**Source data:**
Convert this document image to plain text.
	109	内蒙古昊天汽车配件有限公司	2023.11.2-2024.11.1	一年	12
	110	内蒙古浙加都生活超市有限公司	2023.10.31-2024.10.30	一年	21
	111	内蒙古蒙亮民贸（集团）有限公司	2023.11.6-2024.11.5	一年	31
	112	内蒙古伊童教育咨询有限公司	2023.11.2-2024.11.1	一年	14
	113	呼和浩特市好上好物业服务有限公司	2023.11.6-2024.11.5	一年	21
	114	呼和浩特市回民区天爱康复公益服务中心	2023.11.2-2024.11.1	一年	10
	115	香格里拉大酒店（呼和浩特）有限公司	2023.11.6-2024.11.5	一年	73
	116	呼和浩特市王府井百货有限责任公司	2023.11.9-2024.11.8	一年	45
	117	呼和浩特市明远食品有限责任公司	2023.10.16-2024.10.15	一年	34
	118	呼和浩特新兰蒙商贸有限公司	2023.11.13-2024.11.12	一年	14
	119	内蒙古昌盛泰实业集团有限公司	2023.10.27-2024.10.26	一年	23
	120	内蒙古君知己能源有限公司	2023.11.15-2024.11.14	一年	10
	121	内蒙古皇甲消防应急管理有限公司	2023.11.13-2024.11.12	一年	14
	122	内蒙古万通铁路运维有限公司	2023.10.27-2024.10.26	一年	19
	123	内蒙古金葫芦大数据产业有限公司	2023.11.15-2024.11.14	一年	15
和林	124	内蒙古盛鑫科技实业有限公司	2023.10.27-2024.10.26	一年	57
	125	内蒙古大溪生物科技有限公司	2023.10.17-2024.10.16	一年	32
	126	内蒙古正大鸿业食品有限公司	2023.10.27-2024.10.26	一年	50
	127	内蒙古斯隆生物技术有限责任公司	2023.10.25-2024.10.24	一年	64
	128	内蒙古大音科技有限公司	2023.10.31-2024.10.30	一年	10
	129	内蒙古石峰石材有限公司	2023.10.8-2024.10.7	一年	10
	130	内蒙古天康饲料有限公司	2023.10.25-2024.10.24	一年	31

**The request:** Write out every line of the records exactly.

**Output below:**
Convert this document image to plain text.
	109	内蒙古昊天汽车配件有限公司	2023.11.2-2024.11.1	一年	12
	110	内蒙古浙加都生活超市有限公司	2023.10.31-2024.10.30	一年	21
	111	内蒙古蒙亮民贸（集团）有限公司	2023.11.6-2024.11.5	一年	31
	112	内蒙古伊童教育咨询有限公司	2023.11.2-2024.11.1	一年	14
	113	呼和浩特市好上好物业服务有限公司	2023.11.6-2024.11.5	一年	21
	114	呼和浩特市回民区天爱康复公益服务中心	2023.11.2-2024.11.1	一年	10
	115	香格里拉大酒店（呼和浩特）有限公司	2023.11.6-2024.11.5	一年	73
	116	呼和浩特市王府井百货有限责任公司	2023.11.9-2024.11.8	一年	45
	117	呼和浩特市明远食品有限责任公司	2023.10.16-2024.10.15	一年	34
	118	呼和浩特新兰蒙商贸有限公司	2023.11.13-2024.11.12	一年	14
	119	内蒙古昌盛泰实业集团有限公司	2023.10.27-2024.10.26	一年	23
	120	内蒙古君知己能源有限公司	2023.11.15-2024.11.14	一年	10
	121	内蒙古皇甲消防应急管理有限公司	2023.11.13-2024.11.12	一年	14
	122	内蒙古万通铁路运维有限公司	2023.10.27-2024.10.26	一年	19
	123	内蒙古金葫芦大数据产业有限公司	2023.11.15-2024.11.14	一年	15
和林	124	内蒙古盛鑫科技实业有限公司	2023.10.27-2024.10.26	一年	57
	125	内蒙古大溪生物科技有限公司	2023.10.17-2024.10.16	一年	32
	126	内蒙古正大鸿业食品有限公司	2023.10.27-2024.10.26	一年	50
	127	内蒙古斯隆生物技术有限责任公司	2023.10.25-2024.10.24	一年	64
	128	内蒙古大音科技有限公司	2023.10.31-2024.10.30	一年	10
	129	内蒙古石峰石材有限公司	2023.10.8-2024.10.7	一年	10
	130	内蒙古天康饲料有限公司	2023.10.25-2024.10.24	一年	31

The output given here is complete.